__Written task__
Each record is to be printed again precisely as it reads.

§

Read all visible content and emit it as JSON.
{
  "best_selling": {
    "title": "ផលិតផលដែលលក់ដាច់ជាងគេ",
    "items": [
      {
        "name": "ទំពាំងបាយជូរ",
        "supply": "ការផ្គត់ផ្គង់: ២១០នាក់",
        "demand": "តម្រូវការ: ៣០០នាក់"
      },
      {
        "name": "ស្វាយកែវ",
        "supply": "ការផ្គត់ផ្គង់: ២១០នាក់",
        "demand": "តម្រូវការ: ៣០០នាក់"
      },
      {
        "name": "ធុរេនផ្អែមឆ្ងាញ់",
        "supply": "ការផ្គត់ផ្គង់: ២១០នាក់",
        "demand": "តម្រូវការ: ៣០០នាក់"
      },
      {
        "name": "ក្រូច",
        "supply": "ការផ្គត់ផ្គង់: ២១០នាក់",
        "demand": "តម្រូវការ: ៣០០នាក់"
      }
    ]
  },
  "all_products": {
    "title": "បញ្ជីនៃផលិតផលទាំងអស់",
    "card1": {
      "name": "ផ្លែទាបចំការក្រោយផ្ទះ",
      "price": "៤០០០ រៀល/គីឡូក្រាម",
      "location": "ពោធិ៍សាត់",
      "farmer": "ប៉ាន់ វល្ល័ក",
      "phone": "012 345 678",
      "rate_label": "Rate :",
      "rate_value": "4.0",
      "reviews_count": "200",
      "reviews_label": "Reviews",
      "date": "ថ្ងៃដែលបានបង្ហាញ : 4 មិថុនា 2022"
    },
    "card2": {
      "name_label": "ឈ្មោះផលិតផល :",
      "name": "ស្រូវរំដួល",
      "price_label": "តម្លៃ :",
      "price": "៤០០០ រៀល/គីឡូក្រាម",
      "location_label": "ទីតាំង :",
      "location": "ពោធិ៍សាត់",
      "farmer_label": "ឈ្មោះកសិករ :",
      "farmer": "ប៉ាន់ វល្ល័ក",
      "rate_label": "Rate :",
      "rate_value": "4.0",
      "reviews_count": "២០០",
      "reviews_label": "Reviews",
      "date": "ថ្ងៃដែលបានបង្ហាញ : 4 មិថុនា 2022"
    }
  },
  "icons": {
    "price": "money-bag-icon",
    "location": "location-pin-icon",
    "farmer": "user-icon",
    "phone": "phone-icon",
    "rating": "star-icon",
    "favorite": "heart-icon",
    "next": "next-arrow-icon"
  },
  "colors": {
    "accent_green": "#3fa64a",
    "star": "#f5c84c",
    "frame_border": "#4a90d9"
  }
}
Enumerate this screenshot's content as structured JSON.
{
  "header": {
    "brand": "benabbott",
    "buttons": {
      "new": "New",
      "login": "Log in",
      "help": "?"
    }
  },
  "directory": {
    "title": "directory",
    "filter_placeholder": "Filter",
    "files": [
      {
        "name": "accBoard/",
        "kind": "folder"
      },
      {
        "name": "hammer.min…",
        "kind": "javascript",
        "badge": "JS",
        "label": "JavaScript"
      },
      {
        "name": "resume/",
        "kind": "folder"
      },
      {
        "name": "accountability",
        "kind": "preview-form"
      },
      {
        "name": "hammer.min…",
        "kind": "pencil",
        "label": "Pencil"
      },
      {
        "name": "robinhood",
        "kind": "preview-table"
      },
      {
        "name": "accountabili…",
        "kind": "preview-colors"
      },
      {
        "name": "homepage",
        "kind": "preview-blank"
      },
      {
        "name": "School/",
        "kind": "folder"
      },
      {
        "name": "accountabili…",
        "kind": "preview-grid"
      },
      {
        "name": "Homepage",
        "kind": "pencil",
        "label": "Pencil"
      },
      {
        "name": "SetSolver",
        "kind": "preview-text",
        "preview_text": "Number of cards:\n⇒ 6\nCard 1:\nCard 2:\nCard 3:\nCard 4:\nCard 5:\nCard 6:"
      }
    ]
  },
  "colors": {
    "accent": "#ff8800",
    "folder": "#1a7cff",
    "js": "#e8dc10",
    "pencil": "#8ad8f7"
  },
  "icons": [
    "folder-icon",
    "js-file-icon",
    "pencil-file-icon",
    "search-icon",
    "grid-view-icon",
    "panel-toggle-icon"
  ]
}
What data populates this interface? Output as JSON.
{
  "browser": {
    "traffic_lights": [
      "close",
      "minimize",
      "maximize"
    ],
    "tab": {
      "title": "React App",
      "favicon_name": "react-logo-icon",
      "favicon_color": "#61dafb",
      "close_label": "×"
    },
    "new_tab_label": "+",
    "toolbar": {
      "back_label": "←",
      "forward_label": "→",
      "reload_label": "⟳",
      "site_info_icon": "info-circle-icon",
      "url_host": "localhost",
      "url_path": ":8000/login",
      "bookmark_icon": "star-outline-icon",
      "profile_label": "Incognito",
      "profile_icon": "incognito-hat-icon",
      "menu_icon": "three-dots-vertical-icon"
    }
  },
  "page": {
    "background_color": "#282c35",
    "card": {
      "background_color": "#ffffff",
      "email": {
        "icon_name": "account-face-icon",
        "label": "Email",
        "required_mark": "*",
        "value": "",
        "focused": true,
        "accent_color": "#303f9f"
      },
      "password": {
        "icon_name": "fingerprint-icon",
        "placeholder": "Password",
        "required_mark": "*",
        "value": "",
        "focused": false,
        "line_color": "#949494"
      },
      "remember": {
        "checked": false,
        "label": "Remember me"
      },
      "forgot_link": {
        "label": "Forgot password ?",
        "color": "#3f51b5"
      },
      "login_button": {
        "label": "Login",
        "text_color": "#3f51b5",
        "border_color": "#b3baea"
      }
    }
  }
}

§

__Final answer__
Read all visible content and emit it as JSON.
{
  "best_selling": {
    "title": "ផលិតផលដែលលក់ដាច់ជាងគេ",
    "items": [
      {
        "name": "ទំពាំងបាយជូរ",
        "supply": "ការផ្គត់ផ្គង់: ២១០នាក់",
        "demand": "តម្រូវការ: ៣០០នាក់"
      },
      {
        "name": "ស្វាយកែវ",
        "supply": "ការផ្គត់ផ្គង់: ២១០នាក់",
        "demand": "តម្រូវការ: ៣០០នាក់"
      },
      {
        "name": "ធុរេនផ្អែមឆ្ងាញ់",
        "supply": "ការផ្គត់ផ្គង់: ២១០នាក់",
        "demand": "តម្រូវការ: ៣០០នាក់"
      },
      {
        "name": "ក្រូច",
        "supply": "ការផ្គត់ផ្គង់: ២១០នាក់",
        "demand": "តម្រូវការ: ៣០០នាក់"
      }
    ]
  },
  "all_products": {
    "title": "បញ្ជីនៃផលិតផលទាំងអស់",
    "card1": {
      "name": "ផ្លែទាបចំការក្រោយផ្ទះ",
      "price": "៤០០០ រៀល/គីឡូក្រាម",
      "location": "ពោធិ៍សាត់",
      "farmer": "ប៉ាន់ វល្ល័ក",
      "phone": "012 345 678",
      "rate_label": "Rate :",
      "rate_value": "4.0",
      "reviews_count": "200",
      "reviews_label": "Reviews",
      "date": "ថ្ងៃដែលបានបង្ហាញ : 4 មិថុនា 2022"
    },
    "card2": {
      "name_label": "ឈ្មោះផលិតផល :",
      "name": "ស្រូវរំដួល",
      "price_label": "តម្លៃ :",
      "price": "៤០០០ រៀល/គីឡូក្រាម",
      "location_label": "ទីតាំង :",
      "location": "ពោធិ៍សាត់",
      "farmer_label": "ឈ្មោះកសិករ :",
      "farmer": "ប៉ាន់ វល្ល័ក",
      "rate_label": "Rate :",
      "rate_value": "4.0",
      "reviews_count": "២០០",
      "reviews_label": "Reviews",
      "date": "ថ្ងៃដែលបានបង្ហាញ : 4 មិថុនា 2022"
    }
  },
  "icons": {
    "price": "money-bag-icon",
    "location": "location-pin-icon",
    "farmer": "user-icon",
    "phone": "phone-icon",
    "rating": "star-icon",
    "favorite": "heart-icon",
    "next": "next-arrow-icon"
  },
  "colors": {
    "accent_green": "#3fa64a",
    "star": "#f5c84c",
    "frame_border": "#4a90d9"
  }
}
Enumerate this screenshot's content as structured JSON.
{
  "header": {
    "brand": "benabbott",
    "buttons": {
      "new": "New",
      "login": "Log in",
      "help": "?"
    }
  },
  "directory": {
    "title": "directory",
    "filter_placeholder": "Filter",
    "files": [
      {
        "name": "accBoard/",
        "kind": "folder"
      },
      {
        "name": "hammer.min…",
        "kind": "javascript",
        "badge": "JS",
        "label": "JavaScript"
      },
      {
        "name": "resume/",
        "kind": "folder"
      },
      {
        "name": "accountability",
        "kind": "preview-form"
      },
      {
        "name": "hammer.min…",
        "kind": "pencil",
        "label": "Pencil"
      },
      {
        "name": "robinhood",
        "kind": "preview-table"
      },
      {
        "name": "accountabili…",
        "kind": "preview-colors"
      },
      {
        "name": "homepage",
        "kind": "preview-blank"
      },
      {
        "name": "School/",
        "kind": "folder"
      },
      {
        "name": "accountabili…",
        "kind": "preview-grid"
      },
      {
        "name": "Homepage",
        "kind": "pencil",
        "label": "Pencil"
      },
      {
        "name": "SetSolver",
        "kind": "preview-text",
        "preview_text": "Number of cards:\n⇒ 6\nCard 1:\nCard 2:\nCard 3:\nCard 4:\nCard 5:\nCard 6:"
      }
    ]
  },
  "colors": {
    "accent": "#ff8800",
    "folder": "#1a7cff",
    "js": "#e8dc10",
    "pencil": "#8ad8f7"
  },
  "icons": [
    "folder-icon",
    "js-file-icon",
    "pencil-file-icon",
    "search-icon",
    "grid-view-icon",
    "panel-toggle-icon"
  ]
}
What data populates this interface? Output as JSON.
{
  "browser": {
    "traffic_lights": [
      "close",
      "minimize",
      "maximize"
    ],
    "tab": {
      "title": "React App",
      "favicon_name": "react-logo-icon",
      "favicon_color": "#61dafb",
      "close_label": "×"
    },
    "new_tab_label": "+",
    "toolbar": {
      "back_label": "←",
      "forward_label": "→",
      "reload_label": "⟳",
      "site_info_icon": "info-circle-icon",
      "url_host": "localhost",
      "url_path": ":8000/login",
      "bookmark_icon": "star-outline-icon",
      "profile_label": "Incognito",
      "profile_icon": "incognito-hat-icon",
      "menu_icon": "three-dots-vertical-icon"
    }
  },
  "page": {
    "background_color": "#282c35",
    "card": {
      "background_color": "#ffffff",
      "email": {
        "icon_name": "account-face-icon",
        "label": "Email",
        "required_mark": "*",
        "value": "",
        "focused": true,
        "accent_color": "#303f9f"
      },
      "password": {
        "icon_name": "fingerprint-icon",
        "placeholder": "Password",
        "required_mark": "*",
        "value": "",
        "focused": false,
        "line_color": "#949494"
      },
      "remember": {
        "checked": false,
        "label": "Remember me"
      },
      "forgot_link": {
        "label": "Forgot password ?",
        "color": "#3f51b5"
      },
      "login_button": {
        "label": "Login",
        "text_color": "#3f51b5",
        "border_color": "#b3baea"
      }
    }
  }
}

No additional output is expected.